Retour de voyage partagé avec
Sandrine Cnudde, une auteure que j'avais effleurée en survolant sa
Patience des fauves. Ici une rencontre plus intime avec
La constellation de la sandale. Une traversée de l'Occitanie à pied par les bas-côtés .
A l'automne 2019
Sandrine Cnudde est invitée au futur Salon du livre pyrénéen de Bagnères de Bigorre d' Octobre 2020. Elle accepte avec enthousiasme et décide de s'y rendre à pied bien avant que la pandémie se déclare, pourtant quelques mois plus tard elle ne change pas de cap et se lance dans l' aventure. La voilà partie seule en pleine canicule depuis Uzès (Gard) en septembre 2020 pour un périple de 600km d'une durée estimée à sept semaines.
Nous la suivons alors par monts et par vaux, par mots et par veaux, capturant la beauté du monde, déchiffrant les paysages, délivrant des fulgurances et accueillant l'inattendu.
Sandrine Cnudde au fil des pages nous livre ses trouvailles, ses considérations, ses découvertes, ses souvenirs, ceux de la terre qu'elle arpente, ceux des hommes qui l'ont façonnée, décryptant les signes invisibles, la marque de guerres fratricides, les traces de cultes oubliés, des empreintes qu'elle revisite de son regard.
Sandrine Cnudde choisit le plus souvent les chemins de traverse qu'elle préfère aux chemins balisés dont elles s'éloignent régulièrement chérissant les lisières et les franges. Faisant confiance à son intuition elle déniche alors des recoins, des tanières d'où surgissent des trésors, des gouffres. de bordures en cors durs, elle écoute ses yeux, sa bouche voit, ses oreilles absorbent, ses narines dissolvent les impressions, les sensations multiples pétillent et crépitent comme des feux follets. Tous les sens en éveil ricochent de pierres en pierriers, des bulles de gaz et d'éther coalisées s'échappent pour une danse de l'invisible, l'auteur arrive alors à retrouver les gestes et l'instinct de la première femme à l'aube de l'humanité. Une poésie enjouée ou grave, minérale, accidentée, aux pulsations sonores,
Sandrine Cnudde aime les mots, les éléments, la lire est un voyage sans cesse renouvelé.

Problèmes à résoudre:
1 > Traduisez en anglais cette phrase du compte rendu sur La constellation de la sandale : « La voilà partie seule en pleine canicule depuis Uzès (Gard) en septembre 2020 pour un périple de 600km d'une durée estimée à sept semaines. »
2 > Prolongez le compte rendu sur La constellation de la sandale après sa dernière phrase.
Les lignes forment un matériau distinct du compte rendu sur La constellation de la sandale.

Documents sources:
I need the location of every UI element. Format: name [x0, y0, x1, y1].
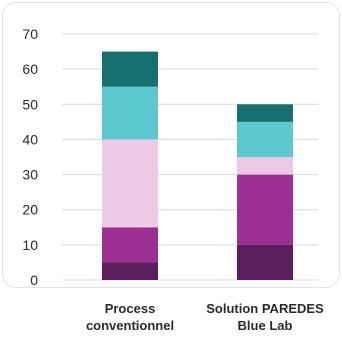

Résultats par tâche:
1 > There she goes, setting off alone in the middle of a heat wave from Uzès (Gard) in September 2020 on a 600 km journey expected to take seven weeks.

2 >
A l'écoute de ses semailles, comme les auditeurs de ses soirées étapes paysannes « J'irais po-aimer chez vous », programmées avant son départ, nous baignons dans les poèmes choisis de et par
Sandrine Cnudde. Une sélection privilégiant l'oralité et l'expression des peuples premiers tel ceux de
Maria Sabina dont un des poèmes porte le titre éponyme de cette relation de voyage
La constellation de la sandale. Des poèmes narratifs et des éclairs visuels parsèment ce journal de bord , un récit poétique qui traduit son expérience au monde et aux autres lors d'une période où les liens se délient. Un témoignage sur les territoires traversés.
Des conditions météorologiques difficiles, des moments de grande solitude et d'épuisement, conjugués à la sollicitude et la bienveillance de proches et de rencontres ainsi que sa pugnacité permettent à
Sandrine Cnudde de mener son projet à bien et d'arriver à temps sous une pluie battante à son lieu de rendez-vous.
Poète, photographe, nomade en création ,
Sandrine Cnudde saisit le monde en mouvement, le nectar du vivant et de l'éphémère à travers des tranches de territoires et nous invite dans son monde intérieur.
Une traversée Ouest
Sud Ouest de l'Occitanie étonnante, un plaisir de se jeter dans la gueule du ciel et de sombrer dans l'univers poétique de
Sandrine Cnudde.
Une lecture aspirante et inspirante, une escapade occitane où l'on prend son pied crinière au vent et qui donne envie d'aller musarder dans les lieux évoqués.
Une belle découverte.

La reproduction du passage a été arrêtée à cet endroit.